» Problem statement:
Each entry must appear again exactly as it does in the source.

» Information shown:
-*-

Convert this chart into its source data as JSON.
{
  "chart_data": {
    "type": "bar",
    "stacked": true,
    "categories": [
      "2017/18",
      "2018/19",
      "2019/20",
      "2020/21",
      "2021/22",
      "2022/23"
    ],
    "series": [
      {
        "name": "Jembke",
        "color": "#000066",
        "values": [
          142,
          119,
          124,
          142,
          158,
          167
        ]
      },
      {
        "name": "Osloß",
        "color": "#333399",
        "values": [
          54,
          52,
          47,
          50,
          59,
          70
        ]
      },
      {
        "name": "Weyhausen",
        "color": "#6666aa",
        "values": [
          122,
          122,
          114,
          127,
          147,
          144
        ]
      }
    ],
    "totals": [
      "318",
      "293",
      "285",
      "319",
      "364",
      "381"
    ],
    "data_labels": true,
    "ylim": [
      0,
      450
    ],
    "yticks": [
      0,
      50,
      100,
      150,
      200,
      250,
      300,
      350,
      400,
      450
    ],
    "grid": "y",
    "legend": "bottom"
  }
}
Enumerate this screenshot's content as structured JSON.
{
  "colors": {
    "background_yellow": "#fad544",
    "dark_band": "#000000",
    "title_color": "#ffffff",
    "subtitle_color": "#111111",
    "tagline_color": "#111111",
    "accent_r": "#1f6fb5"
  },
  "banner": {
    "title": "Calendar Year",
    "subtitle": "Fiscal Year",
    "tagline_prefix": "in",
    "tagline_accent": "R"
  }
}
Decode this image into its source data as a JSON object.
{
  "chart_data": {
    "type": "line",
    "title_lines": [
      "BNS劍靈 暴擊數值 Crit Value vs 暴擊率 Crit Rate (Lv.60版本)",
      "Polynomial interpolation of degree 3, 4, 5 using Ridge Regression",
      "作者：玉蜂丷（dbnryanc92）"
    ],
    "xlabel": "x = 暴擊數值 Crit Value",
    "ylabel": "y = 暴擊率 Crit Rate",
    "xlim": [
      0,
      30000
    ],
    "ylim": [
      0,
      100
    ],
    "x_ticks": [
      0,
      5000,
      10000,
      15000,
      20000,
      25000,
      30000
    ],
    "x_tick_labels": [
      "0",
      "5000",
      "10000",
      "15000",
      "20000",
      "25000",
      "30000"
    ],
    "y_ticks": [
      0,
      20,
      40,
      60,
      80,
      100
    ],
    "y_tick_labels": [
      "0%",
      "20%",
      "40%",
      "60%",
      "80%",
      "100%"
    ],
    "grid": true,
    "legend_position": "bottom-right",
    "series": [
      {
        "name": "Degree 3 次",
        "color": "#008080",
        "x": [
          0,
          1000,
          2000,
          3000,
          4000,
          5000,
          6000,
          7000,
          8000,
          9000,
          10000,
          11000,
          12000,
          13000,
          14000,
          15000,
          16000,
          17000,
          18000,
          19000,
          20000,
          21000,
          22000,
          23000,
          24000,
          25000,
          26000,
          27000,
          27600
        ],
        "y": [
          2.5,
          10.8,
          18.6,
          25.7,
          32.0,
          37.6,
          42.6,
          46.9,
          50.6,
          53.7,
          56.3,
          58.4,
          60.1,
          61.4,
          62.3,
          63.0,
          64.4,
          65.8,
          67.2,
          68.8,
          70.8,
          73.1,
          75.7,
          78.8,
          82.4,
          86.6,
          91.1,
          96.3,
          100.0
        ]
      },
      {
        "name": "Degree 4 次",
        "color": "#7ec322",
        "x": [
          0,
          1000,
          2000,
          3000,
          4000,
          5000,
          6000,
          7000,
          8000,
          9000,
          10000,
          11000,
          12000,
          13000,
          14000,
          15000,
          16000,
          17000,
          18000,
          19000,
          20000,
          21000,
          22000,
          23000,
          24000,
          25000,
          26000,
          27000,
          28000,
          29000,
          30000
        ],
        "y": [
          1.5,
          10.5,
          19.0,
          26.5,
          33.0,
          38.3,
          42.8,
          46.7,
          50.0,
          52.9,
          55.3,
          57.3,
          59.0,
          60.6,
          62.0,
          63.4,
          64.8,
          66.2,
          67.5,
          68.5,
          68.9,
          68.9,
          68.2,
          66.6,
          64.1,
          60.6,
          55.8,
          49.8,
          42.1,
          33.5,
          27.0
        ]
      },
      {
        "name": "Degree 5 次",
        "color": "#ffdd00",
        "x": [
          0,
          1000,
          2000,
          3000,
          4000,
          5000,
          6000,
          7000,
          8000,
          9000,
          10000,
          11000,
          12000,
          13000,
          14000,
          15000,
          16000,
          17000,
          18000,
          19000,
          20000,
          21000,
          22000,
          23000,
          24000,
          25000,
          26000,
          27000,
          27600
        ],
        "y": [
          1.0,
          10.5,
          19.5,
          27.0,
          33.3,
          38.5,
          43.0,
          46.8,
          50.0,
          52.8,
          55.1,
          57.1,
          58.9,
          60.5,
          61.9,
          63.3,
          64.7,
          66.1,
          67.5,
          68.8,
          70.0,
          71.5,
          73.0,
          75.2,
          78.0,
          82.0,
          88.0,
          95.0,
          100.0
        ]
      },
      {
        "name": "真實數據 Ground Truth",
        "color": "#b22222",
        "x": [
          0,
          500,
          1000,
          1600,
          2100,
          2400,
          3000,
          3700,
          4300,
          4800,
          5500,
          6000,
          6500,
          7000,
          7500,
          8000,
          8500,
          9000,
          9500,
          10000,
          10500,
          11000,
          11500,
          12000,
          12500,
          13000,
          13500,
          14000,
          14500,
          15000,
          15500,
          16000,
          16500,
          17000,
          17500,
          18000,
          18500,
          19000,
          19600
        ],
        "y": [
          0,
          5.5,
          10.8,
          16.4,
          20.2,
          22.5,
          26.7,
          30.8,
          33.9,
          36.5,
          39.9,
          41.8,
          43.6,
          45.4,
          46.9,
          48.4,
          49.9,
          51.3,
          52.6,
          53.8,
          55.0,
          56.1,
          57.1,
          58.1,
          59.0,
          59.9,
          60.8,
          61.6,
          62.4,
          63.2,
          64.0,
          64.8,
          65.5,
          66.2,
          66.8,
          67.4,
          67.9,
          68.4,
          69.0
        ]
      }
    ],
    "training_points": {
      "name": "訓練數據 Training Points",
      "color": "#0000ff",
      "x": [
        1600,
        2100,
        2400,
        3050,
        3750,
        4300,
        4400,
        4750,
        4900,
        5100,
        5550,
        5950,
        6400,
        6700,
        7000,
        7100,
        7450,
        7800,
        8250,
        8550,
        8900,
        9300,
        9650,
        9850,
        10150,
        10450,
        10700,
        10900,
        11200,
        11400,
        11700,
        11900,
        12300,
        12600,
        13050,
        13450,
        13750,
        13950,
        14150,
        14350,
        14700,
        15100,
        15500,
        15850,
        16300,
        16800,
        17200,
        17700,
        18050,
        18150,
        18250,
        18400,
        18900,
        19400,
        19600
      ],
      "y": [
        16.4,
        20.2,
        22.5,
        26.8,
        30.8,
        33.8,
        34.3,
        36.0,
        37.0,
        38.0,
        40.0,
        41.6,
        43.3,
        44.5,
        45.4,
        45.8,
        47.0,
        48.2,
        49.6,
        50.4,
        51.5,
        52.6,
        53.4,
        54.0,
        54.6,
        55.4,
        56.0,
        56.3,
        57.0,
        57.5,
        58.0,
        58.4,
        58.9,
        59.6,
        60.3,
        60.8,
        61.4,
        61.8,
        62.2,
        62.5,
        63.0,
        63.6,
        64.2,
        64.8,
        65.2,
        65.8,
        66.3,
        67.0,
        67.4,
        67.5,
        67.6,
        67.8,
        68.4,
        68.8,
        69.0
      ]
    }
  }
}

-*-

» Output for this exercise:
Convert this chart into its source data as JSON.
{
  "chart_data": {
    "type": "bar",
    "stacked": true,
    "categories": [
      "2017/18",
      "2018/19",
      "2019/20",
      "2020/21",
      "2021/22",
      "2022/23"
    ],
    "series": [
      {
        "name": "Jembke",
        "color": "#000066",
        "values": [
          142,
          119,
          124,
          142,
          158,
          167
        ]
      },
      {
        "name": "Osloß",
        "color": "#333399",
        "values": [
          54,
          52,
          47,
          50,
          59,
          70
        ]
      },
      {
        "name": "Weyhausen",
        "color": "#6666aa",
        "values": [
          122,
          122,
          114,
          127,
          147,
          144
        ]
      }
    ],
    "totals": [
      "318",
      "293",
      "285",
      "319",
      "364",
      "381"
    ],
    "data_labels": true,
    "ylim": [
      0,
      450
    ],
    "yticks": [
      0,
      50,
      100,
      150,
      200,
      250,
      300,
      350,
      400,
      450
    ],
    "grid": "y",
    "legend": "bottom"
  }
}
Enumerate this screenshot's content as structured JSON.
{
  "colors": {
    "background_yellow": "#fad544",
    "dark_band": "#000000",
    "title_color": "#ffffff",
    "subtitle_color": "#111111",
    "tagline_color": "#111111",
    "accent_r": "#1f6fb5"
  },
  "banner": {
    "title": "Calendar Year",
    "subtitle": "Fiscal Year",
    "tagline_prefix": "in",
    "tagline_accent": "R"
  }
}
Decode this image into its source data as a JSON object.
{
  "chart_data": {
    "type": "line",
    "title_lines": [
      "BNS劍靈 暴擊數值 Crit Value vs 暴擊率 Crit Rate (Lv.60版本)",
      "Polynomial interpolation of degree 3, 4, 5 using Ridge Regression",
      "作者：玉蜂丷（dbnryanc92）"
    ],
    "xlabel": "x = 暴擊數值 Crit Value",
    "ylabel": "y = 暴擊率 Crit Rate",
    "xlim": [
      0,
      30000
    ],
    "ylim": [
      0,
      100
    ],
    "x_ticks": [
      0,
      5000,
      10000,
      15000,
      20000,
      25000,
      30000
    ],
    "x_tick_labels": [
      "0",
      "5000",
      "10000",
      "15000",
      "20000",
      "25000",
      "30000"
    ],
    "y_ticks": [
      0,
      20,
      40,
      60,
      80,
      100
    ],
    "y_tick_labels": [
      "0%",
      "20%",
      "40%",
      "60%",
      "80%",
      "100%"
    ],
    "grid": true,
    "legend_position": "bottom-right",
    "series": [
      {
        "name": "Degree 3 次",
        "color": "#008080",
        "x": [
          0,
          1000,
          2000,
          3000,
          4000,
          5000,
          6000,
          7000,
          8000,
          9000,
          10000,
          11000,
          12000,
          13000,
          14000,
          15000,
          16000,
          17000,
          18000,
          19000,
          20000,
          21000,
          22000,
          23000,
          24000,
          25000,
          26000,
          27000,
          27600
        ],
        "y": [
          2.5,
          10.8,
          18.6,
          25.7,
          32.0,
          37.6,
          42.6,
          46.9,
          50.6,
          53.7,
          56.3,
          58.4,
          60.1,
          61.4,
          62.3,
          63.0,
          64.4,
          65.8,
          67.2,
          68.8,
          70.8,
          73.1,
          75.7,
          78.8,
          82.4,
          86.6,
          91.1,
          96.3,
          100.0
        ]
      },
      {
        "name": "Degree 4 次",
        "color": "#7ec322",
        "x": [
          0,
          1000,
          2000,
          3000,
          4000,
          5000,
          6000,
          7000,
          8000,
          9000,
          10000,
          11000,
          12000,
          13000,
          14000,
          15000,
          16000,
          17000,
          18000,
          19000,
          20000,
          21000,
          22000,
          23000,
          24000,
          25000,
          26000,
          27000,
          28000,
          29000,
          30000
        ],
        "y": [
          1.5,
          10.5,
          19.0,
          26.5,
          33.0,
          38.3,
          42.8,
          46.7,
          50.0,
          52.9,
          55.3,
          57.3,
          59.0,
          60.6,
          62.0,
          63.4,
          64.8,
          66.2,
          67.5,
          68.5,
          68.9,
          68.9,
          68.2,
          66.6,
          64.1,
          60.6,
          55.8,
          49.8,
          42.1,
          33.5,
          27.0
        ]
      },
      {
        "name": "Degree 5 次",
        "color": "#ffdd00",
        "x": [
          0,
          1000,
          2000,
          3000,
          4000,
          5000,
          6000,
          7000,
          8000,
          9000,
          10000,
          11000,
          12000,
          13000,
          14000,
          15000,
          16000,
          17000,
          18000,
          19000,
          20000,
          21000,
          22000,
          23000,
          24000,
          25000,
          26000,
          27000,
          27600
        ],
        "y": [
          1.0,
          10.5,
          19.5,
          27.0,
          33.3,
          38.5,
          43.0,
          46.8,
          50.0,
          52.8,
          55.1,
          57.1,
          58.9,
          60.5,
          61.9,
          63.3,
          64.7,
          66.1,
          67.5,
          68.8,
          70.0,
          71.5,
          73.0,
          75.2,
          78.0,
          82.0,
          88.0,
          95.0,
          100.0
        ]
      },
      {
        "name": "真實數據 Ground Truth",
        "color": "#b22222",
        "x": [
          0,
          500,
          1000,
          1600,
          2100,
          2400,
          3000,
          3700,
          4300,
          4800,
          5500,
          6000,
          6500,
          7000,
          7500,
          8000,
          8500,
          9000,
          9500,
          10000,
          10500,
          11000,
          11500,
          12000,
          12500,
          13000,
          13500,
          14000,
          14500,
          15000,
          15500,
          16000,
          16500,
          17000,
          17500,
          18000,
          18500,
          19000,
          19600
        ],
        "y": [
          0,
          5.5,
          10.8,
          16.4,
          20.2,
          22.5,
          26.7,
          30.8,
          33.9,
          36.5,
          39.9,
          41.8,
          43.6,
          45.4,
          46.9,
          48.4,
          49.9,
          51.3,
          52.6,
          53.8,
          55.0,
          56.1,
          57.1,
          58.1,
          59.0,
          59.9,
          60.8,
          61.6,
          62.4,
          63.2,
          64.0,
          64.8,
          65.5,
          66.2,
          66.8,
          67.4,
          67.9,
          68.4,
          69.0
        ]
      }
    ],
    "training_points": {
      "name": "訓練數據 Training Points",
      "color": "#0000ff",
      "x": [
        1600,
        2100,
        2400,
        3050,
        3750,
        4300,
        4400,
        4750,
        4900,
        5100,
        5550,
        5950,
        6400,
        6700,
        7000,
        7100,
        7450,
        7800,
        8250,
        8550,
        8900,
        9300,
        9650,
        9850,
        10150,
        10450,
        10700,
        10900,
        11200,
        11400,
        11700,
        11900,
        12300,
        12600,
        13050,
        13450,
        13750,
        13950,
        14150,
        14350,
        14700,
        15100,
        15500,
        15850,
        16300,
        16800,
        17200,
        17700,
        18050,
        18150,
        18250,
        18400,
        18900,
        19400,
        19600
      ],
      "y": [
        16.4,
        20.2,
        22.5,
        26.8,
        30.8,
        33.8,
        34.3,
        36.0,
        37.0,
        38.0,
        40.0,
        41.6,
        43.3,
        44.5,
        45.4,
        45.8,
        47.0,
        48.2,
        49.6,
        50.4,
        51.5,
        52.6,
        53.4,
        54.0,
        54.6,
        55.4,
        56.0,
        56.3,
        57.0,
        57.5,
        58.0,
        58.4,
        58.9,
        59.6,
        60.3,
        60.8,
        61.4,
        61.8,
        62.2,
        62.5,
        63.0,
        63.6,
        64.2,
        64.8,
        65.2,
        65.8,
        66.3,
        67.0,
        67.4,
        67.5,
        67.6,
        67.8,
        68.4,
        68.8,
        69.0
      ]
    }
  }
}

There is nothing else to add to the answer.